### Required work:
Write out the data again exactly, skipping every picture.

### Stored records:
+ + + +
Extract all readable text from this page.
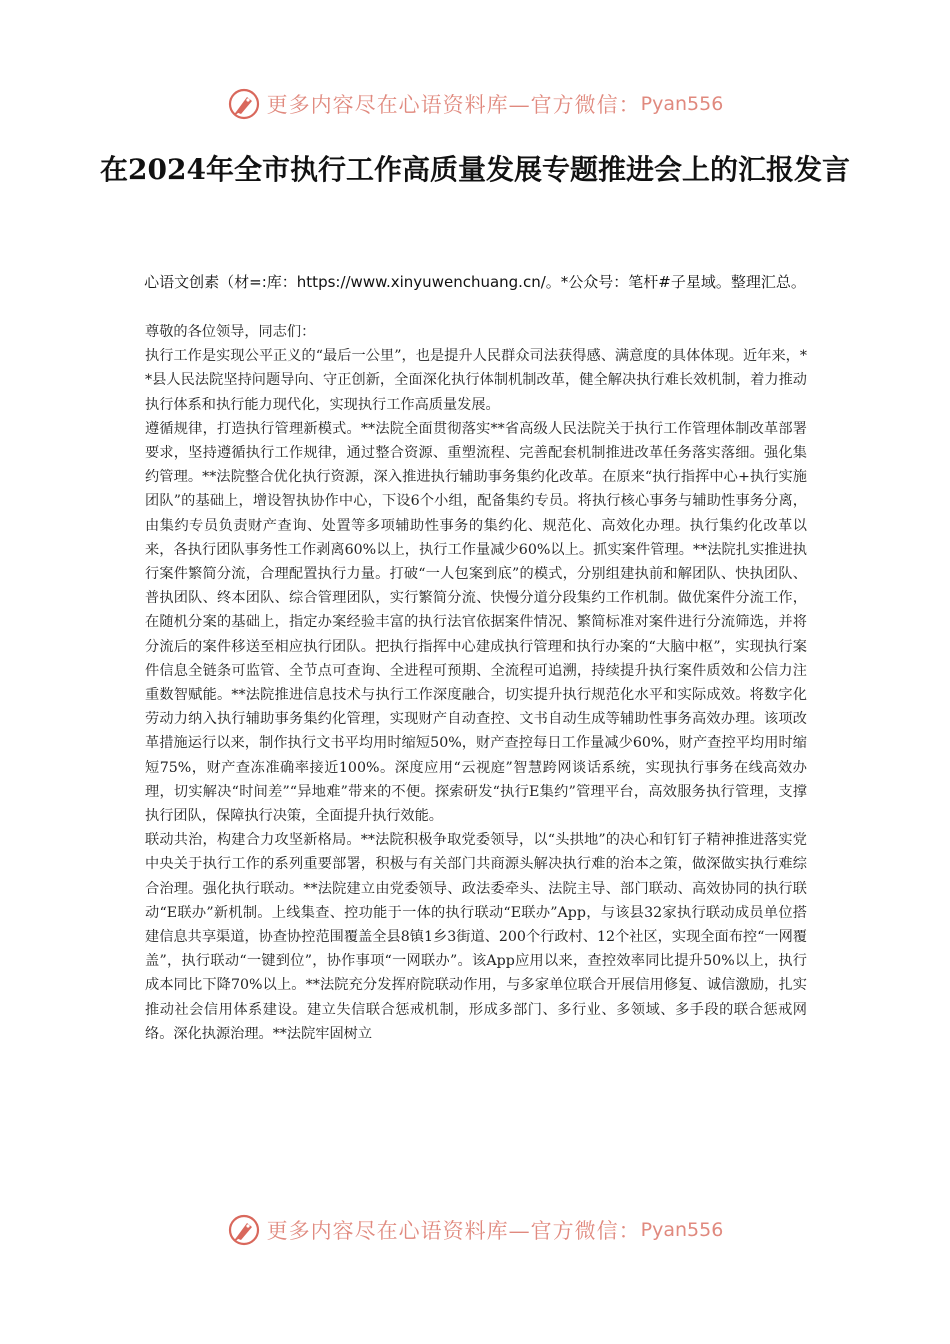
更多内容尽在心语资料库—官方微信： Pyan556
在2024年全市执行工作高质量发展专题推进会上的汇报发言
心语文创素（材=:库：https://www.xinyuwenchuang.cn/。*公众号：笔杆#子星域。整理汇总。

尊敬的各位领导，同志们：

执行工作是实现公平正义的“最后一公里”，也是提升人民群众司法获得感、满意度的具体体现。近年来，**县人民法院坚持问题导向、守正创新，全面深化执行体制机制改革，健全解决执行难长效机制，着力推动执行体系和执行能力现代化，实现执行工作高质量发展。

遵循规律，打造执行管理新模式。**法院全面贯彻落实**省高级人民法院关于执行工作管理体制改革部署要求，坚持遵循执行工作规律，通过整合资源、重塑流程、完善配套机制推进改革任务落实落细。强化集约管理。**法院整合优化执行资源，深入推进执行辅助事务集约化改革。在原来“执行指挥中心+执行实施团队”的基础上，增设智执协作中心，下设6个小组，配备集约专员。将执行核心事务与辅助性事务分离，由集约专员负责财产查询、处置等多项辅助性事务的集约化、规范化、高效化办理。执行集约化改革以来，各执行团队事务性工作剥离60%以上，执行工作量减少60%以上。抓实案件管理。**法院扎实推进执行案件繁简分流，合理配置执行力量。打破“一人包案到底”的模式，分别组建执前和解团队、快执团队、普执团队、终本团队、综合管理团队，实行繁简分流、快慢分道分段集约工作机制。做优案件分流工作，在随机分案的基础上，指定办案经验丰富的执行法官依据案件情况、繁简标准对案件进行分流筛选，并将分流后的案件移送至相应执行团队。把执行指挥中心建成执行管理和执行办案的“大脑中枢”，实现执行案件信息全链条可监管、全节点可查询、全进程可预期、全流程可追溯，持续提升执行案件质效和公信力注重数智赋能。**法院推进信息技术与执行工作深度融合，切实提升执行规范化水平和实际成效。将数字化劳动力纳入执行辅助事务集约化管理，实现财产自动查控、文书自动生成等辅助性事务高效办理。该项改革措施运行以来，制作执行文书平均用时缩短50%，财产查控每日工作量减少60%，财产查控平均用时缩短75%，财产查冻准确率接近100%。深度应用“云视庭”智慧跨网谈话系统，实现执行事务在线高效办理，切实解决“时间差”“异地难”带来的不便。探索研发“执行E集约”管理平台，高效服务执行管理，支撑执行团队，保障执行决策，全面提升执行效能。

联动共治，构建合力攻坚新格局。**法院积极争取党委领导，以“头拱地”的决心和钉钉子精神推进落实党中央关于执行工作的系列重要部署，积极与有关部门共商源头解决执行难的治本之策，做深做实执行难综合治理。强化执行联动。**法院建立由党委领导、政法委牵头、法院主导、部门联动、高效协同的执行联动“E联办”新机制。上线集查、控功能于一体的执行联动“E联办”App，与该县32家执行联动成员单位搭建信息共享渠道，协查协控范围覆盖全县8镇1乡3街道、200个行政村、12个社区，实现全面布控“一网覆盖”，执行联动“一键到位”，协作事项“一网联办”。该App应用以来，查控效率同比提升50%以上，执行成本同比下降70%以上。**法院充分发挥府院联动作用，与多家单位联合开展信用修复、诚信激励，扎实推动社会信用体系建设。建立失信联合惩戒机制，形成多部门、多行业、多领域、多手段的联合惩戒网络。深化执源治理。**法院牢固树立

更多内容尽在心语资料库—官方微信： Pyan556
+ + + +
### Solved problem:
Extract all readable text from this page.
更多内容尽在心语资料库—官方微信： Pyan556
在2024年全市执行工作高质量发展专题推进会上的汇报发言
心语文创素（材=:库：https://www.xinyuwenchuang.cn/。*公众号：笔杆#子星域。整理汇总。

尊敬的各位领导，同志们：

执行工作是实现公平正义的“最后一公里”，也是提升人民群众司法获得感、满意度的具体体现。近年来，**县人民法院坚持问题导向、守正创新，全面深化执行体制机制改革，健全解决执行难长效机制，着力推动执行体系和执行能力现代化，实现执行工作高质量发展。

遵循规律，打造执行管理新模式。**法院全面贯彻落实**省高级人民法院关于执行工作管理体制改革部署要求，坚持遵循执行工作规律，通过整合资源、重塑流程、完善配套机制推进改革任务落实落细。强化集约管理。**法院整合优化执行资源，深入推进执行辅助事务集约化改革。在原来“执行指挥中心+执行实施团队”的基础上，增设智执协作中心，下设6个小组，配备集约专员。将执行核心事务与辅助性事务分离，由集约专员负责财产查询、处置等多项辅助性事务的集约化、规范化、高效化办理。执行集约化改革以来，各执行团队事务性工作剥离60%以上，执行工作量减少60%以上。抓实案件管理。**法院扎实推进执行案件繁简分流，合理配置执行力量。打破“一人包案到底”的模式，分别组建执前和解团队、快执团队、普执团队、终本团队、综合管理团队，实行繁简分流、快慢分道分段集约工作机制。做优案件分流工作，在随机分案的基础上，指定办案经验丰富的执行法官依据案件情况、繁简标准对案件进行分流筛选，并将分流后的案件移送至相应执行团队。把执行指挥中心建成执行管理和执行办案的“大脑中枢”，实现执行案件信息全链条可监管、全节点可查询、全进程可预期、全流程可追溯，持续提升执行案件质效和公信力注重数智赋能。**法院推进信息技术与执行工作深度融合，切实提升执行规范化水平和实际成效。将数字化劳动力纳入执行辅助事务集约化管理，实现财产自动查控、文书自动生成等辅助性事务高效办理。该项改革措施运行以来，制作执行文书平均用时缩短50%，财产查控每日工作量减少60%，财产查控平均用时缩短75%，财产查冻准确率接近100%。深度应用“云视庭”智慧跨网谈话系统，实现执行事务在线高效办理，切实解决“时间差”“异地难”带来的不便。探索研发“执行E集约”管理平台，高效服务执行管理，支撑执行团队，保障执行决策，全面提升执行效能。

联动共治，构建合力攻坚新格局。**法院积极争取党委领导，以“头拱地”的决心和钉钉子精神推进落实党中央关于执行工作的系列重要部署，积极与有关部门共商源头解决执行难的治本之策，做深做实执行难综合治理。强化执行联动。**法院建立由党委领导、政法委牵头、法院主导、部门联动、高效协同的执行联动“E联办”新机制。上线集查、控功能于一体的执行联动“E联办”App，与该县32家执行联动成员单位搭建信息共享渠道，协查协控范围覆盖全县8镇1乡3街道、200个行政村、12个社区，实现全面布控“一网覆盖”，执行联动“一键到位”，协作事项“一网联办”。该App应用以来，查控效率同比提升50%以上，执行成本同比下降70%以上。**法院充分发挥府院联动作用，与多家单位联合开展信用修复、诚信激励，扎实推动社会信用体系建设。建立失信联合惩戒机制，形成多部门、多行业、多领域、多手段的联合惩戒网络。深化执源治理。**法院牢固树立

更多内容尽在心语资料库—官方微信： Pyan556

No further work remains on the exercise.